Tally up the lines that include "Robot" and state that number by itself.
--- START OF ENTRIES ---
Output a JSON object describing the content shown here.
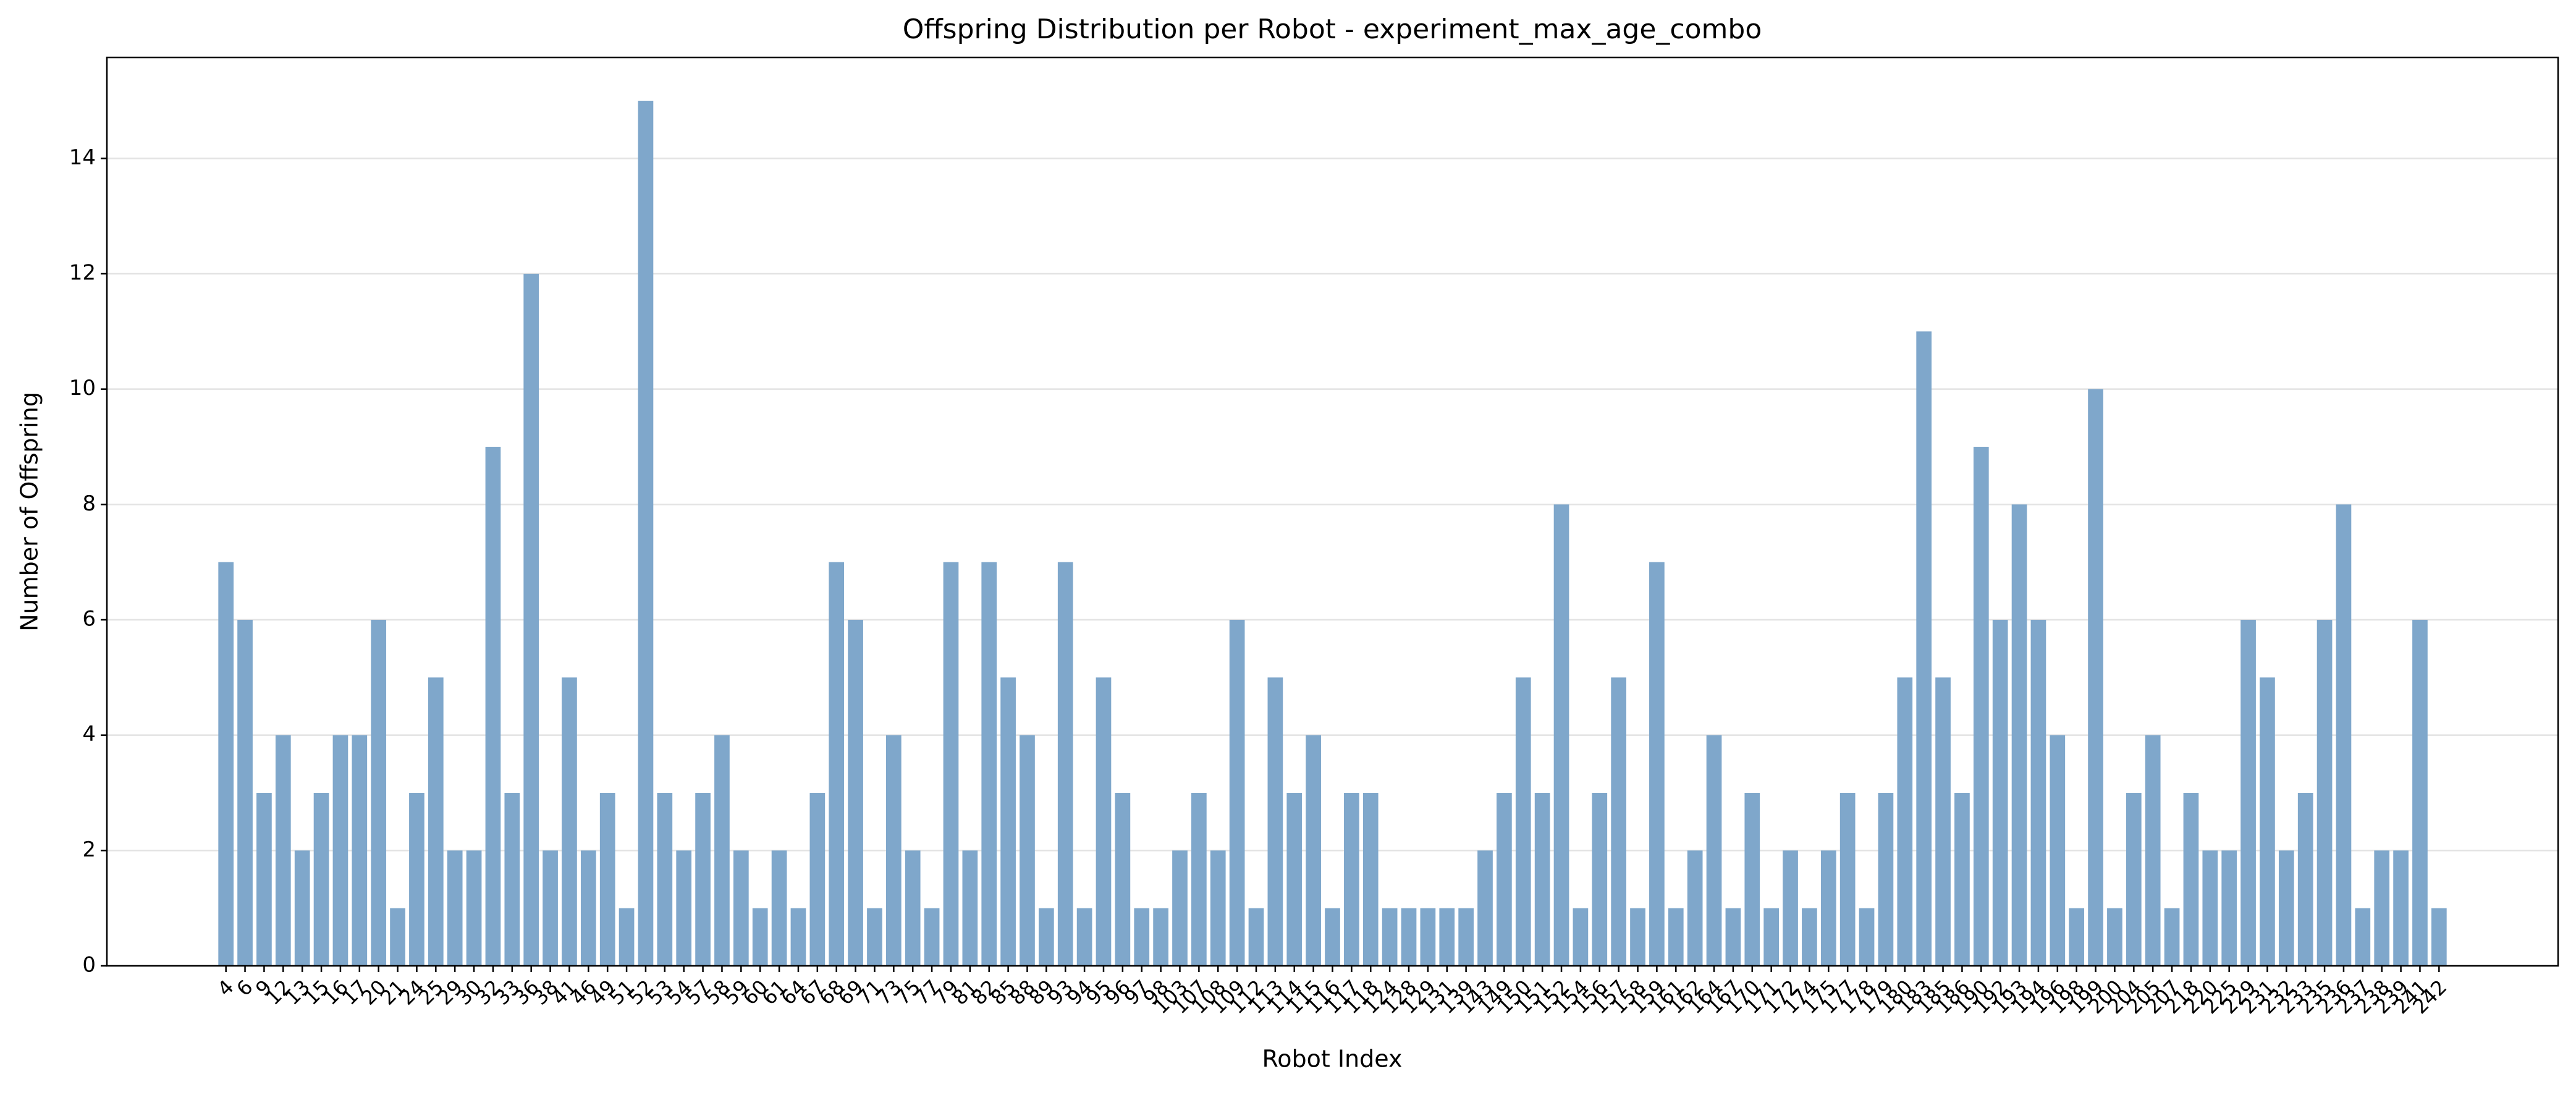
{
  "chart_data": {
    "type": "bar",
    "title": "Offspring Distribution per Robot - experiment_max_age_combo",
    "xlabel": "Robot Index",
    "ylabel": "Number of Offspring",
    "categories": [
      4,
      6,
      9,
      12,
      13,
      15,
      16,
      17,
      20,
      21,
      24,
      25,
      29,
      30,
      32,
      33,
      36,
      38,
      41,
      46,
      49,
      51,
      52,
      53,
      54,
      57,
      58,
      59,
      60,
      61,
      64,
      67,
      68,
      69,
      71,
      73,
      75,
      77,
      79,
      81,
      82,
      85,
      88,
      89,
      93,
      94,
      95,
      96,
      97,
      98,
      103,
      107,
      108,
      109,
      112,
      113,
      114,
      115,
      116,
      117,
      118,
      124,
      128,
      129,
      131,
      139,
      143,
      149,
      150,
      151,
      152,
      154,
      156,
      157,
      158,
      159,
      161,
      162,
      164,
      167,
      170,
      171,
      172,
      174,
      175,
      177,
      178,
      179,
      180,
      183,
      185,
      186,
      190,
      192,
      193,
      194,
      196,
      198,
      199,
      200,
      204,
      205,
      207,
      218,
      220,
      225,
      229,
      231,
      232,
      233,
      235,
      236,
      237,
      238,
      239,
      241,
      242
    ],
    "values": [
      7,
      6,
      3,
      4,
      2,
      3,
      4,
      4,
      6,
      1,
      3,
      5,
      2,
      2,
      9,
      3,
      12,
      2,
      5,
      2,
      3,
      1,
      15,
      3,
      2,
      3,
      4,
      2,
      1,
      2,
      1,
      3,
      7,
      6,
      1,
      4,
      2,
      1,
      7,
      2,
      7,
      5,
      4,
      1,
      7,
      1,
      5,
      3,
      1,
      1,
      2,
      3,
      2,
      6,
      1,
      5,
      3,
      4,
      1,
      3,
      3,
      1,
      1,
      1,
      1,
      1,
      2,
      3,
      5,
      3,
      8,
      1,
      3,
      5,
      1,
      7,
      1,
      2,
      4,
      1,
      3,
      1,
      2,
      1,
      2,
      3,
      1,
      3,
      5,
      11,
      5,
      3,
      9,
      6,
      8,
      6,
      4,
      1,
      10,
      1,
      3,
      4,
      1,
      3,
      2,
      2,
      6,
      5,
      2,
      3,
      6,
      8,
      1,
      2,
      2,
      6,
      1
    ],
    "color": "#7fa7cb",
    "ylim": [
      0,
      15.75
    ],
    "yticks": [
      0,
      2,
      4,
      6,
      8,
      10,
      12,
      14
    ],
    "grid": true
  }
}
--- END OF ENTRIES ---
* _OUTPUT OF THE TASK_
2